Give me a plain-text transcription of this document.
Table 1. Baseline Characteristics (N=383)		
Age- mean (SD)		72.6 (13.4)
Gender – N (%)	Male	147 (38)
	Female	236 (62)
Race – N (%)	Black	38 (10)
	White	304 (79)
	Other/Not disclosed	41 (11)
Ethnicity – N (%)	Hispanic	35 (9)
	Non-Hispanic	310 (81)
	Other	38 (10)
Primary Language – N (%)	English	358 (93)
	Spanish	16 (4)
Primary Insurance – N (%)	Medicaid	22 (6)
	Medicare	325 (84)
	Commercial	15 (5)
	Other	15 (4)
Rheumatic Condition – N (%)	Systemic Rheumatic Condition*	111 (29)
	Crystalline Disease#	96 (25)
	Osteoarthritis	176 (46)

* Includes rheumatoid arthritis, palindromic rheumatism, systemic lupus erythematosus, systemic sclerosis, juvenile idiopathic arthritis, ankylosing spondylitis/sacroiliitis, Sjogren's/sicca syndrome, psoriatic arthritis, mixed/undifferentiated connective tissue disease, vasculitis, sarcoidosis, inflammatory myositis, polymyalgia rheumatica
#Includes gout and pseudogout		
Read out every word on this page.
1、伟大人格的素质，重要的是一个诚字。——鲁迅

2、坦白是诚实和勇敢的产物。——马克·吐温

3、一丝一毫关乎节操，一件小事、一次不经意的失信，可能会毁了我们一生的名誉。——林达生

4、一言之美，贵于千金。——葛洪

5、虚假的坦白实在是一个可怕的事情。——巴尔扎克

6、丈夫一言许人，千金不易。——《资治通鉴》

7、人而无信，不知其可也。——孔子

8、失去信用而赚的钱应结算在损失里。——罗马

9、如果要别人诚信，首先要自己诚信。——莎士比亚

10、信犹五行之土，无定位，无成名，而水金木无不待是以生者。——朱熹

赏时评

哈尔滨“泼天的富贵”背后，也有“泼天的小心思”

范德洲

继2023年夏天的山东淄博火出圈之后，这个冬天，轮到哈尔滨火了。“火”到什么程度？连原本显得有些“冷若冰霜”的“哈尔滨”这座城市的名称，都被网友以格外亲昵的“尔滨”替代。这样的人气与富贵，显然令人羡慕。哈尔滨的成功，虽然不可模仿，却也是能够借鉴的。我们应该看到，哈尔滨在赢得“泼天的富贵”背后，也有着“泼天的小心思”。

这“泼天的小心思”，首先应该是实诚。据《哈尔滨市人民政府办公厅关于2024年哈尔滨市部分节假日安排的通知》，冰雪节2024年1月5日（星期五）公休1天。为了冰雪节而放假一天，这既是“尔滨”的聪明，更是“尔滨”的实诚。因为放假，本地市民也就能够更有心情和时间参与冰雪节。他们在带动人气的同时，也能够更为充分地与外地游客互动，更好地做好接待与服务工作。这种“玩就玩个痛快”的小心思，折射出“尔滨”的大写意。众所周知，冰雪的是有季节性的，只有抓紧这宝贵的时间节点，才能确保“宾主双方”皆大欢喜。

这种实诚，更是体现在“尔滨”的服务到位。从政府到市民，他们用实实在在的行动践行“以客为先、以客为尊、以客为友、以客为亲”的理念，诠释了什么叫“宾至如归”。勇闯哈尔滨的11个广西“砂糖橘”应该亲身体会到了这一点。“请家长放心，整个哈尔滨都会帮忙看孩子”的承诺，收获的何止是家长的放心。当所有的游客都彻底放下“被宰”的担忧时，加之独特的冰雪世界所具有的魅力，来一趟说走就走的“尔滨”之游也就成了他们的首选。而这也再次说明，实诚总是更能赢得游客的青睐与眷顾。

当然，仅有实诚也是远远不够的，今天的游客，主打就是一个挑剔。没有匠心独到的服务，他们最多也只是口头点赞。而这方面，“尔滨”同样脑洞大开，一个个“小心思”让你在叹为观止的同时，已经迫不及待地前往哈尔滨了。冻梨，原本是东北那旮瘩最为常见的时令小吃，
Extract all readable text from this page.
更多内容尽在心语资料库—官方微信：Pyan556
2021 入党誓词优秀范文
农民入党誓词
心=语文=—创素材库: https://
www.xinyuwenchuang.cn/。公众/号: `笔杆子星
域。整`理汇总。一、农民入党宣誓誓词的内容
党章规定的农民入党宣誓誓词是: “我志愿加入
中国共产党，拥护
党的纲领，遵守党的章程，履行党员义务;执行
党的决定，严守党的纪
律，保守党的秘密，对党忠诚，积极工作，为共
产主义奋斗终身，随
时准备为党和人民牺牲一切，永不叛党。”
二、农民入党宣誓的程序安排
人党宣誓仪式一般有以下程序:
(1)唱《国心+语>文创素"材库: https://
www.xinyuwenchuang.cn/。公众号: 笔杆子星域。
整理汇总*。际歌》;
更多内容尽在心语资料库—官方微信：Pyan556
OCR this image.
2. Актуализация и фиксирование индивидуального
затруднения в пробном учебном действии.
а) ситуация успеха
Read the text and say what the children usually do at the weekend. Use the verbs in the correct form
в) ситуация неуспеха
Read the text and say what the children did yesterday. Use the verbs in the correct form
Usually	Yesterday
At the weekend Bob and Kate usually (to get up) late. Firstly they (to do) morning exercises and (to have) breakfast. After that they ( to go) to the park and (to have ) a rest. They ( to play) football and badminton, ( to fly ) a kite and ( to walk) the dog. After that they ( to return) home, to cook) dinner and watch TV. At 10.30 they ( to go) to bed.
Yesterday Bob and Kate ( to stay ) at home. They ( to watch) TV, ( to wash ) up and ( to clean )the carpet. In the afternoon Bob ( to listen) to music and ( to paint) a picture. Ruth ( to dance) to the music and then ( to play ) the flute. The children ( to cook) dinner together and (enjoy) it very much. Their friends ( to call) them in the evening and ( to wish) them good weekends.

════════════════

Go through the listing above and list every line that has the word "what".

## Output for this task
Read the text and say what the children usually do at the weekend. Use the verbs in the correct form
Read the text and say what the children did yesterday. Use the verbs in the correct form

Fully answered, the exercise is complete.